» **INSTRUCTIONS FOR THE TASK**
Copy each line in the data that includes the word "title".

------------------------

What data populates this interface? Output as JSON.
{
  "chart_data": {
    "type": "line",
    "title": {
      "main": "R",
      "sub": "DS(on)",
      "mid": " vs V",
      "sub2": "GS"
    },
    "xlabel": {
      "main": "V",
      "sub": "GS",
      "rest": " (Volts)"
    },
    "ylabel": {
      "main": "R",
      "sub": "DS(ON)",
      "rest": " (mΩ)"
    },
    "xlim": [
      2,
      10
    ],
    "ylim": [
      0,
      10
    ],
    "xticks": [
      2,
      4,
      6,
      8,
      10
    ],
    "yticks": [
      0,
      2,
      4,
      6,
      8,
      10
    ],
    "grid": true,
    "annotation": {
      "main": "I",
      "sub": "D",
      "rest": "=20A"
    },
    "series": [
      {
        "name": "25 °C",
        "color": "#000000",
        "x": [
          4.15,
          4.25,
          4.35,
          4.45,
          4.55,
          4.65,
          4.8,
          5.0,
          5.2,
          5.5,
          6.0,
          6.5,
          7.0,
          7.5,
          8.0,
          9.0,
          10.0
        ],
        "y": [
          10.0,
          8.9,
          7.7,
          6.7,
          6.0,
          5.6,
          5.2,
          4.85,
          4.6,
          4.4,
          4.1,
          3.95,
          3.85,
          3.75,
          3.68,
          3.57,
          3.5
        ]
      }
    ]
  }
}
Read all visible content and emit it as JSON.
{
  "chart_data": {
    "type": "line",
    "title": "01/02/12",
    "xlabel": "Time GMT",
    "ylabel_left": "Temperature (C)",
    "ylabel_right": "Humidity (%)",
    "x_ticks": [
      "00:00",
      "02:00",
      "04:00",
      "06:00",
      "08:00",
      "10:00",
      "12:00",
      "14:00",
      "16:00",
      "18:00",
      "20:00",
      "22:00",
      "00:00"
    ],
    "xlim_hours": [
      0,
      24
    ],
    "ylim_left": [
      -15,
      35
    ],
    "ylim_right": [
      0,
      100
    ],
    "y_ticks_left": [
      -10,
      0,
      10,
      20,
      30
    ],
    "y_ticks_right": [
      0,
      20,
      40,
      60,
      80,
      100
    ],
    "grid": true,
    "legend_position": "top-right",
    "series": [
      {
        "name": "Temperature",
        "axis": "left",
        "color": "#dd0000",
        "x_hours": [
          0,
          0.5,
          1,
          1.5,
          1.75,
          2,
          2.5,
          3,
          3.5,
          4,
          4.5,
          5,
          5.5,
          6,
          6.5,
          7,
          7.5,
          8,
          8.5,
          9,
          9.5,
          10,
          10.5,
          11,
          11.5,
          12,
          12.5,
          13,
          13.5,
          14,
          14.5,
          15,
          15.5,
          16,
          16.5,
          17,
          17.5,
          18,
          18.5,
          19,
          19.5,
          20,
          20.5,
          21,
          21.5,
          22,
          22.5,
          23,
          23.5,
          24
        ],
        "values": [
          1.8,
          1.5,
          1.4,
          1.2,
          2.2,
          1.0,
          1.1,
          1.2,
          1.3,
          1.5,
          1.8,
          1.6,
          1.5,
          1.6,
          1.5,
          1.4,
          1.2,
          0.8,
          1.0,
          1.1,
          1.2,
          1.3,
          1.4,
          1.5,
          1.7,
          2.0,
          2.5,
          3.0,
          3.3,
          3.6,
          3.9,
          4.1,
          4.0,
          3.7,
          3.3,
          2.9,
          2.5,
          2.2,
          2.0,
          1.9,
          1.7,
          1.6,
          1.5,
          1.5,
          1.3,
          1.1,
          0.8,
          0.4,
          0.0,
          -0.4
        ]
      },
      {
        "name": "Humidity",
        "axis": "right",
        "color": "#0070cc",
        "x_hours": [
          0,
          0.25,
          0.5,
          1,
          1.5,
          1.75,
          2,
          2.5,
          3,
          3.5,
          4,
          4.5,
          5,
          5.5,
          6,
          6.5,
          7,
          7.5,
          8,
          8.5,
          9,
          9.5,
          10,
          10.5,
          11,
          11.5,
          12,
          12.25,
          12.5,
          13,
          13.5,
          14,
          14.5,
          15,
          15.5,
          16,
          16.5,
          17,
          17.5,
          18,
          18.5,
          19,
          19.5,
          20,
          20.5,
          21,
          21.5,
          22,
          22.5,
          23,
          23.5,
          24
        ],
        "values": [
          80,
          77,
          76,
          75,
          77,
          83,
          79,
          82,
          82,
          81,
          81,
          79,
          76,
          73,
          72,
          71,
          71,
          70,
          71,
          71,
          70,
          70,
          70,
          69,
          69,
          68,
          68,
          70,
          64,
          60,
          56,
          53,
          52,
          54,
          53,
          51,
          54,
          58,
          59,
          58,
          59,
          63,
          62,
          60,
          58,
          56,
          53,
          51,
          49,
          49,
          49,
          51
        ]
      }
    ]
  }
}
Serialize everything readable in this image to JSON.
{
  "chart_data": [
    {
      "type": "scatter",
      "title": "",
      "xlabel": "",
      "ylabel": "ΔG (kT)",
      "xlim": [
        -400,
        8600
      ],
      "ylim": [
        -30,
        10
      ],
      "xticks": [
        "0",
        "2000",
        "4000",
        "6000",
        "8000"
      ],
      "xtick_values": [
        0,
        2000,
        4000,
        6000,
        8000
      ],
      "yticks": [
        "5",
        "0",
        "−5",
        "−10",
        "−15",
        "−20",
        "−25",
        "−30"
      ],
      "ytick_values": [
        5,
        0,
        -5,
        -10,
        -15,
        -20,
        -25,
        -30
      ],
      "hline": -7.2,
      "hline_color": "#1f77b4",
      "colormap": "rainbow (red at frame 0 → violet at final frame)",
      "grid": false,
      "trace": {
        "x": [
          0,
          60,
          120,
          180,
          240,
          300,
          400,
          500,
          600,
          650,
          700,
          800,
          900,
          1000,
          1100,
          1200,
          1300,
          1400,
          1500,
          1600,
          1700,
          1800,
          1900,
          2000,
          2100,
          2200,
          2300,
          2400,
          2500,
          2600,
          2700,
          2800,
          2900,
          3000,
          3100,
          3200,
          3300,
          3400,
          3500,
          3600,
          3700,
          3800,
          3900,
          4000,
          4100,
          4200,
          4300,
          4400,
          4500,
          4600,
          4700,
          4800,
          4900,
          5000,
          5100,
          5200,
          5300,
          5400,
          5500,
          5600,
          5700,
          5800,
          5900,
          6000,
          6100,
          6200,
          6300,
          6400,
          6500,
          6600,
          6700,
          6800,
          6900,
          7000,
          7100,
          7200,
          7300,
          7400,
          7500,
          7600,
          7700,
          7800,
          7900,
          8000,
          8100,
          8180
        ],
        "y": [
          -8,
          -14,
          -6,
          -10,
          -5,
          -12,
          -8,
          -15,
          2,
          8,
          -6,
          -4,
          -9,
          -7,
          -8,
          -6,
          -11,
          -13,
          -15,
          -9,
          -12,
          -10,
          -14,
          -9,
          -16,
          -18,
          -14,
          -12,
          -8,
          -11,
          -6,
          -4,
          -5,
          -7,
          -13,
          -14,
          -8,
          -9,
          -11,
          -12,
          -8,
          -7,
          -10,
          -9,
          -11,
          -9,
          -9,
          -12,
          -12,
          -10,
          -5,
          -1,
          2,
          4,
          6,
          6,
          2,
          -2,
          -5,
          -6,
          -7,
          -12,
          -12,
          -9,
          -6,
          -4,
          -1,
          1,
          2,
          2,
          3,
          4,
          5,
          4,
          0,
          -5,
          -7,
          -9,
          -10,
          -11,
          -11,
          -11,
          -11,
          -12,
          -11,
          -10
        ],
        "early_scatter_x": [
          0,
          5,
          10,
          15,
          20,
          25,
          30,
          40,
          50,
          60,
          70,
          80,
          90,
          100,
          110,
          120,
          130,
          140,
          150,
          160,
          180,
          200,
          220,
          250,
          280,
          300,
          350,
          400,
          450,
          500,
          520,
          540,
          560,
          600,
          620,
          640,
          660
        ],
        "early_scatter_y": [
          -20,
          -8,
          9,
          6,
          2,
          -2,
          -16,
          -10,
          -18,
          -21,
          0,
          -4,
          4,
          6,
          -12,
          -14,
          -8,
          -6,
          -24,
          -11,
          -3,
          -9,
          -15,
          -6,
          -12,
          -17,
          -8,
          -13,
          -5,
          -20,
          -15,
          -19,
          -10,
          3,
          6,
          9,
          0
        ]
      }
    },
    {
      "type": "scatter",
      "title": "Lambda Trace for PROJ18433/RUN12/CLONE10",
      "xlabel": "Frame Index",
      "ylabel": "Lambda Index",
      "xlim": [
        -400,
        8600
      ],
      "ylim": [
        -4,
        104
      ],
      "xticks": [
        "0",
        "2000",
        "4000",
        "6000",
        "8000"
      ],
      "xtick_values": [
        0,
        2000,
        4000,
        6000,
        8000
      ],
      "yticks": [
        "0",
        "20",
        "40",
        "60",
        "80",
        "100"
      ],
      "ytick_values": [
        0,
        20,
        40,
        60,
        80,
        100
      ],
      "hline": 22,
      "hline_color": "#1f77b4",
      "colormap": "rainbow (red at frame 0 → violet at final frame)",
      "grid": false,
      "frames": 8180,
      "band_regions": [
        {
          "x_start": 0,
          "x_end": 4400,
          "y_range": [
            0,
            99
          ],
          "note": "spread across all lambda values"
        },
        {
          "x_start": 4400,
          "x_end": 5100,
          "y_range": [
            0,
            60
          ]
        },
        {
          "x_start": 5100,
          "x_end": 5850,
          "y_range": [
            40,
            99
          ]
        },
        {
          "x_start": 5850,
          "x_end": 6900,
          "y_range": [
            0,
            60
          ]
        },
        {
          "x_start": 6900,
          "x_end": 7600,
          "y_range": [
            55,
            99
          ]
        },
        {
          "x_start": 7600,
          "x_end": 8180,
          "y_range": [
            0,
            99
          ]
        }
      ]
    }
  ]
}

------------------------

» **EXERCISE RESULT**
    "title": {
    "title": "01/02/12",
      "title": "",
      "title": "Lambda Trace for PROJ18433/RUN12/CLONE10",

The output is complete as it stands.